Data entries:
• • • • • • •

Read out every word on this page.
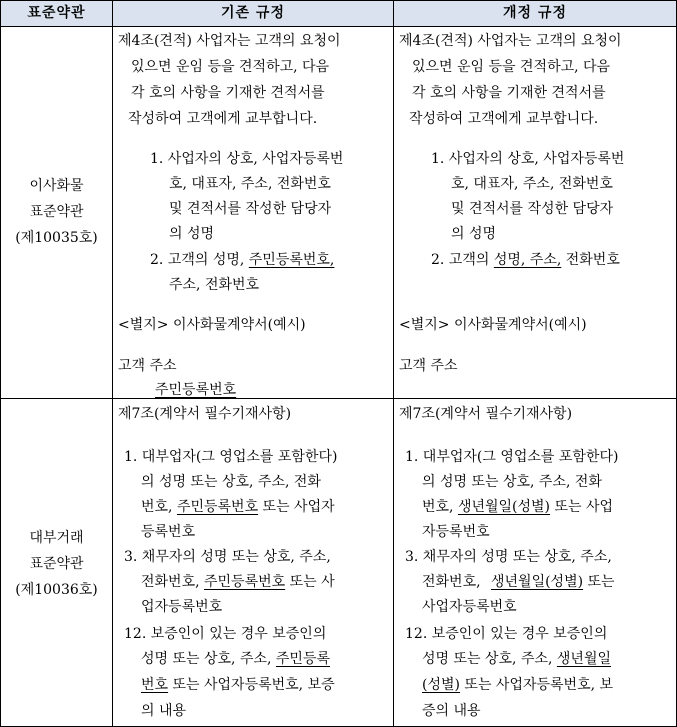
표준약관	기존 규정	개정 규정
이사화물
표준약관
(제10035호)
제4조(견적) 사업자는 고객의 요청이
있으면 운임 등을 견적하고, 다음
각 호의 사항을 기재한 견적서를
작성하여 고객에게 교부합니다.
1. 사업자의 상호, 사업자등록번
호, 대표자, 주소, 전화번호
및 견적서를 작성한 담당자
의 성명
2. 고객의 성명, 주민등록번호,
주소, 전화번호
<별지> 이사화물계약서(예시)
고객 주소
주민등록번호
제4조(견적) 사업자는 고객의 요청이
있으면 운임 등을 견적하고, 다음
각 호의 사항을 기재한 견적서를
작성하여 고객에게 교부합니다.
1. 사업자의 상호, 사업자등록번
호, 대표자, 주소, 전화번호
및 견적서를 작성한 담당자
의 성명
2. 고객의 성명, 주소, 전화번호
<별지> 이사화물계약서(예시)
고객 주소
대부거래
표준약관
(제10036호)
제7조(계약서 필수기재사항)
1. 대부업자(그 영업소를 포함한다)
의 성명 또는 상호, 주소, 전화
번호, 주민등록번호 또는 사업자
등록번호
3. 채무자의 성명 또는 상호, 주소,
전화번호, 주민등록번호 또는 사
업자등록번호
12. 보증인이 있는 경우 보증인의
성명 또는 상호, 주소, 주민등록
번호 또는 사업자등록번호, 보증
의 내용
제7조(계약서 필수기재사항)
1. 대부업자(그 영업소를 포함한다)
의 성명 또는 상호, 주소, 전화
번호, 생년월일(성별) 또는 사업
자등록번호
3. 채무자의 성명 또는 상호, 주소,
전화번호, 생년월일(성별) 또는
사업자등록번호
12. 보증인이 있는 경우 보증인의
성명 또는 상호, 주소, 생년월일
(성별) 또는 사업자등록번호, 보
증의 내용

• • • • • • •

Exercise objective:
Without including any picture, repeat the data exactly.

Completed exercise:
Read out every word on this page.
표준약관	기존 규정	개정 규정
이사화물
표준약관
(제10035호)
제4조(견적) 사업자는 고객의 요청이
있으면 운임 등을 견적하고, 다음
각 호의 사항을 기재한 견적서를
작성하여 고객에게 교부합니다.
1. 사업자의 상호, 사업자등록번
호, 대표자, 주소, 전화번호
및 견적서를 작성한 담당자
의 성명
2. 고객의 성명, 주민등록번호,
주소, 전화번호
<별지> 이사화물계약서(예시)
고객 주소
주민등록번호
제4조(견적) 사업자는 고객의 요청이
있으면 운임 등을 견적하고, 다음
각 호의 사항을 기재한 견적서를
작성하여 고객에게 교부합니다.
1. 사업자의 상호, 사업자등록번
호, 대표자, 주소, 전화번호
및 견적서를 작성한 담당자
의 성명
2. 고객의 성명, 주소, 전화번호
<별지> 이사화물계약서(예시)
고객 주소
대부거래
표준약관
(제10036호)
제7조(계약서 필수기재사항)
1. 대부업자(그 영업소를 포함한다)
의 성명 또는 상호, 주소, 전화
번호, 주민등록번호 또는 사업자
등록번호
3. 채무자의 성명 또는 상호, 주소,
전화번호, 주민등록번호 또는 사
업자등록번호
12. 보증인이 있는 경우 보증인의
성명 또는 상호, 주소, 주민등록
번호 또는 사업자등록번호, 보증
의 내용
제7조(계약서 필수기재사항)
1. 대부업자(그 영업소를 포함한다)
의 성명 또는 상호, 주소, 전화
번호, 생년월일(성별) 또는 사업
자등록번호
3. 채무자의 성명 또는 상호, 주소,
전화번호, 생년월일(성별) 또는
사업자등록번호
12. 보증인이 있는 경우 보증인의
성명 또는 상호, 주소, 생년월일
(성별) 또는 사업자등록번호, 보
증의 내용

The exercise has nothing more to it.